[Records about charts and figures]
________________

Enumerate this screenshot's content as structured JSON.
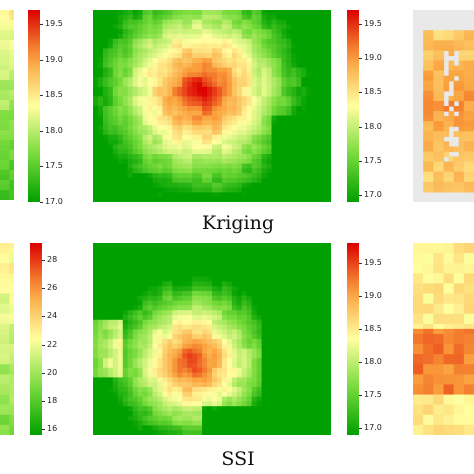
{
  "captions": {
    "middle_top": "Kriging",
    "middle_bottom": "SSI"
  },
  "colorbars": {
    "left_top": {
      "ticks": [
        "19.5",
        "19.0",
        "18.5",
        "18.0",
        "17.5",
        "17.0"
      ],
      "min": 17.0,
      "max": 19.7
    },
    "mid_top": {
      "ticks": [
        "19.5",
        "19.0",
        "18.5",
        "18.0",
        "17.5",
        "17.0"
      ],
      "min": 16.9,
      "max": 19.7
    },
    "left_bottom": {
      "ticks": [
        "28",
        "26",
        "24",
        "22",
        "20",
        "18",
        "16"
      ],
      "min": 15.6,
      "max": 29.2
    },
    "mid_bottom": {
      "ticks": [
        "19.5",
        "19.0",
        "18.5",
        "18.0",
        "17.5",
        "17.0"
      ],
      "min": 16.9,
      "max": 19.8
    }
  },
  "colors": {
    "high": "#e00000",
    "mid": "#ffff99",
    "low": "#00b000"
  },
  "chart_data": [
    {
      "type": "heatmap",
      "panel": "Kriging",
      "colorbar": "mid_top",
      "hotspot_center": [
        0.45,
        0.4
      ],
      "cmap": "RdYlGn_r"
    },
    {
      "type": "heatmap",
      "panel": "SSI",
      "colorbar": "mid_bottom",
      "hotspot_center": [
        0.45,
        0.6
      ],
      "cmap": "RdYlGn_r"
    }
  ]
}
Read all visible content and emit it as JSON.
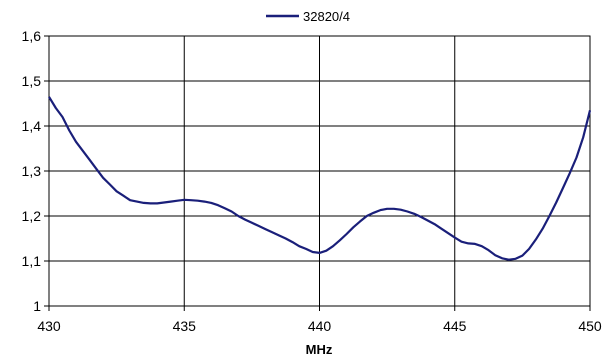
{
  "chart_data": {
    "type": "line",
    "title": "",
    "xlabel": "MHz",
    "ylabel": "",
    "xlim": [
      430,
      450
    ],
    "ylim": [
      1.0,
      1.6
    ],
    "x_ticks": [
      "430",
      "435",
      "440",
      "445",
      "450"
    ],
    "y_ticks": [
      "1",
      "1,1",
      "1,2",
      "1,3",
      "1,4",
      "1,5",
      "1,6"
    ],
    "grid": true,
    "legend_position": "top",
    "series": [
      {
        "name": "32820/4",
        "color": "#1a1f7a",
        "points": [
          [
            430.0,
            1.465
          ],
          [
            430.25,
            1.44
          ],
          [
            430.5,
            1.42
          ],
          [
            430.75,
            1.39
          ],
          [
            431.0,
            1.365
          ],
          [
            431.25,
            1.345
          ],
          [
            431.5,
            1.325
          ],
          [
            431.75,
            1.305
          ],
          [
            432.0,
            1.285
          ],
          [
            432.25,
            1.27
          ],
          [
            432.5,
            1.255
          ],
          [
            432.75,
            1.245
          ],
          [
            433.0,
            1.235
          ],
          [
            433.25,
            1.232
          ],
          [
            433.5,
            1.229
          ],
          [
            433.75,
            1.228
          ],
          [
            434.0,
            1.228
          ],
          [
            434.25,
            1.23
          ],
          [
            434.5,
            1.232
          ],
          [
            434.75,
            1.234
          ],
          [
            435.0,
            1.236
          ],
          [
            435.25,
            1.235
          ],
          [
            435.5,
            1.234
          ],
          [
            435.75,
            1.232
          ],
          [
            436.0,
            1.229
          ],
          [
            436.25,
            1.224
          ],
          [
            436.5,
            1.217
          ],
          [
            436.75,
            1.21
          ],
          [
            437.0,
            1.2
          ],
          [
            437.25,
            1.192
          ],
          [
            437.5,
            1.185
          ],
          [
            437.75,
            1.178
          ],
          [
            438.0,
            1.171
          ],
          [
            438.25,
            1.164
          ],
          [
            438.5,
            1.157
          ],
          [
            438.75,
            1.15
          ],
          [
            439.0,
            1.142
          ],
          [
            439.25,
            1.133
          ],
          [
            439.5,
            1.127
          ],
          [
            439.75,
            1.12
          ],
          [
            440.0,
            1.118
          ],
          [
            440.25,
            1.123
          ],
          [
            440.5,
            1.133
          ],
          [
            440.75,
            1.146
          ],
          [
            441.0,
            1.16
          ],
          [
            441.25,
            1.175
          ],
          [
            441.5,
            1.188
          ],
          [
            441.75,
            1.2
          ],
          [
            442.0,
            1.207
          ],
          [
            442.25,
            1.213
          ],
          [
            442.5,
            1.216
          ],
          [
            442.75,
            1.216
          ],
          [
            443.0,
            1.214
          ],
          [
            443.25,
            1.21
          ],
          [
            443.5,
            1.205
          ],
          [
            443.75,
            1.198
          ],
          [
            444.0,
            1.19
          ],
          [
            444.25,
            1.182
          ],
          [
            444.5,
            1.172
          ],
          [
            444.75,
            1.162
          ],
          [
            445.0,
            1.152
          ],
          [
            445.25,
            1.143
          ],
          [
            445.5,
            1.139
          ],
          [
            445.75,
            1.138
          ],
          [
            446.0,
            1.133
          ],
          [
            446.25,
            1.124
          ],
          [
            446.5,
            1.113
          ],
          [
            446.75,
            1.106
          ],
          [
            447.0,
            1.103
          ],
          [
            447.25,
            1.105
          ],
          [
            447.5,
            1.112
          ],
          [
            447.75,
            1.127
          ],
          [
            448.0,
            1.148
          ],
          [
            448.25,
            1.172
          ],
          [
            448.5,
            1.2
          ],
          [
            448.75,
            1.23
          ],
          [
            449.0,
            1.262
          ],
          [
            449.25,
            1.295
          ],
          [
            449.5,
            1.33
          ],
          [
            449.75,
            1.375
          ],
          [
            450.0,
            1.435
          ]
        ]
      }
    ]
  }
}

________________

From the listing above, return each line with the word "JSON".

__WRITTEN ANSWER__.
Enumerate this screenshot's content as structured JSON.
Read all visible content and emit it as JSON.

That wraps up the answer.